Take the material below and retype it in full; pictures are left out.
══ DATA FOR THE TASK ══
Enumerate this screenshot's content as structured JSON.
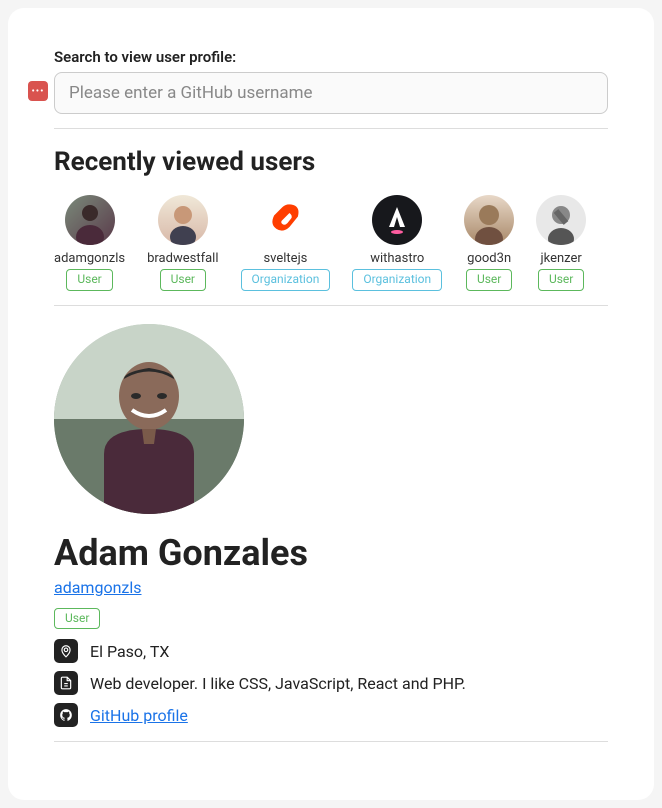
{
  "search": {
    "label": "Search to view user profile:",
    "placeholder": "Please enter a GitHub username"
  },
  "recent": {
    "title": "Recently viewed users",
    "items": [
      {
        "username": "adamgonzls",
        "type": "User"
      },
      {
        "username": "bradwestfall",
        "type": "User"
      },
      {
        "username": "sveltejs",
        "type": "Organization"
      },
      {
        "username": "withastro",
        "type": "Organization"
      },
      {
        "username": "good3n",
        "type": "User"
      },
      {
        "username": "jkenzer",
        "type": "User"
      }
    ]
  },
  "profile": {
    "name": "Adam Gonzales",
    "username": "adamgonzls",
    "type": "User",
    "location": "El Paso, TX",
    "bio": "Web developer. I like CSS, JavaScript, React and PHP.",
    "github_link_label": "GitHub profile"
  }
}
═══
SOLUTION TO THIS TASK:
Enumerate this screenshot's content as structured JSON.
{
  "search": {
    "label": "Search to view user profile:",
    "placeholder": "Please enter a GitHub username"
  },
  "recent": {
    "title": "Recently viewed users",
    "items": [
      {
        "username": "adamgonzls",
        "type": "User"
      },
      {
        "username": "bradwestfall",
        "type": "User"
      },
      {
        "username": "sveltejs",
        "type": "Organization"
      },
      {
        "username": "withastro",
        "type": "Organization"
      },
      {
        "username": "good3n",
        "type": "User"
      },
      {
        "username": "jkenzer",
        "type": "User"
      }
    ]
  },
  "profile": {
    "name": "Adam Gonzales",
    "username": "adamgonzls",
    "type": "User",
    "location": "El Paso, TX",
    "bio": "Web developer. I like CSS, JavaScript, React and PHP.",
    "github_link_label": "GitHub profile"
  }
}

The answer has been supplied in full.